*PROVIDED TEXT:*
Species of butterfly

Acraea oreas, the black-and-white acraea, is a butterfly in the family Nymphalidae. It is found in Nigeria, Cameroon, Angola, the Democratic Republic of the Congo, Sudan, Uganda, Rwanda, Burundi, Kenya, Tanzania and Zambia.

==Description==

A. oreas E. Sharpe (57 c). Both wings deep black above, with yellow markings; the forewing spotted quite as in [forma] fallax and confusa, but in addition with a similar spot in the cell; the hindwing with a long but narrow median area, which covers the cell and the base of cellules 2-7, but is proximally bounded by vein 2, thus not nearly reaching the inner margin; the fore wing is somewhat longer and narrower than in johnstoni and lycoa. On the under surface the hindwing and the apical part of the forewing have a rust-brown ground colour with black longitudinal streaks; the light markings almost as above, but the yellow median area of the hindwing emits a branch to or almost to the middle of the inner margin. Angola; German and British East Africa; Uganda, ab. albimaculata Neave. Spots of the forewing white. In the same localities as the type-form. f. angolana Lathy.[ now subspecies ] Marginal band of the hindwing beneath and apical part of the forewing with grey-yellow ground-colour; spots of the forewing white. Angola. female-ab. radians ab. nov. (= angolana female-ab. Lathy) only differs from angolana in the yellow median area of the hindwing above extending in broad rays between the veins nearly to the distal margin; the spots on the upperside of the forewing yellowish. Angola.

*SOURCE MATERIAL:*

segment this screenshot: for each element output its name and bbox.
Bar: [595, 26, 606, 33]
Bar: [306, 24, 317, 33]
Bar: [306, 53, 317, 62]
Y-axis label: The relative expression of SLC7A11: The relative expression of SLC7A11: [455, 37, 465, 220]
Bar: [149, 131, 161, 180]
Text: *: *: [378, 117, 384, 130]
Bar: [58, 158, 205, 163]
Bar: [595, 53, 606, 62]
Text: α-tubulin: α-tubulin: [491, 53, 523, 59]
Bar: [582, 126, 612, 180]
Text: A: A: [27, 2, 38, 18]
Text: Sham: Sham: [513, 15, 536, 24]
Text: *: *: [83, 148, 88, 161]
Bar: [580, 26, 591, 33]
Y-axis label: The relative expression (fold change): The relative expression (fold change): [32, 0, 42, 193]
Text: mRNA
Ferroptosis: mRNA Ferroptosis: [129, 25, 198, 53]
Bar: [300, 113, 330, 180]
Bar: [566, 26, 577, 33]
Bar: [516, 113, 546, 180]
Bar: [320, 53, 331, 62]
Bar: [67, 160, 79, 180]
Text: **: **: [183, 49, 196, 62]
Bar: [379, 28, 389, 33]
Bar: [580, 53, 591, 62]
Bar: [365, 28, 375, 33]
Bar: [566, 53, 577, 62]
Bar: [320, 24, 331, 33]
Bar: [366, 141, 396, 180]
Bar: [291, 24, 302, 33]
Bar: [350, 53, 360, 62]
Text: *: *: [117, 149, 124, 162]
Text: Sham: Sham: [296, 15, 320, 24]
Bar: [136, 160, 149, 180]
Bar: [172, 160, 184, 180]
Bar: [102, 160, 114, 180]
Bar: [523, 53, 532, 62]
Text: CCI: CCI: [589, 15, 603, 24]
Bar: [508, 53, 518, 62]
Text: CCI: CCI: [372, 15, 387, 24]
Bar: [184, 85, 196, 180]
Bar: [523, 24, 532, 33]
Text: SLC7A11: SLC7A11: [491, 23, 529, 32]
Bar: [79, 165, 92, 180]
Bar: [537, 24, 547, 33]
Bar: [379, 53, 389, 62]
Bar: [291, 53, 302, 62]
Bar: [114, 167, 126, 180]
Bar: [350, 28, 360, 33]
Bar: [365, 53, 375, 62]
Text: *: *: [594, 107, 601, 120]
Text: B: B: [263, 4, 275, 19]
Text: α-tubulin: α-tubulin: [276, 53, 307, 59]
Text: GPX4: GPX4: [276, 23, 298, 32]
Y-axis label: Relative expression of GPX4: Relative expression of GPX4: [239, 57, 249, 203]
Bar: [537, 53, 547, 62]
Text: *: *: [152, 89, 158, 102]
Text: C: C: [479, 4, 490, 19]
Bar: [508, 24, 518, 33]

*WORK TASK A:* According to the Acraea oreas text, to which family does this butterfly belong?
*WORK TASK B:* Carry on the Acraea oreas text from where it stops.
The rows play no part in this work.

*YOUR RESPONSE A:* It belongs to the family Nymphalidae.

*YOUR RESPONSE B:*
==Subspecies==
- Acraea oreas oreas (Democratic Republic of the Congo: Ituri and northern Kivu, southern Sudan, Uganda, Rwanda, Burundi, Kenya, northern and western Tanzania)
- Acraea oreas angolanus Lathy, 1906 (Angola, Democratic Republic of the Congo: Shaba, northern Zambia)
- Acraea oreas oboti Collins & Larsen, 2000 (Nigeria: Obudu Plateau and Mambilla Plateau, Cameroon)
==Biology==
The habitat consists of mountainous areas at altitudes between 1,300 and 2,000 metres.

Adults are attracted to damp patches, excrement and rotten meat.

The larvae feed on Urera cordifolia and Morus species.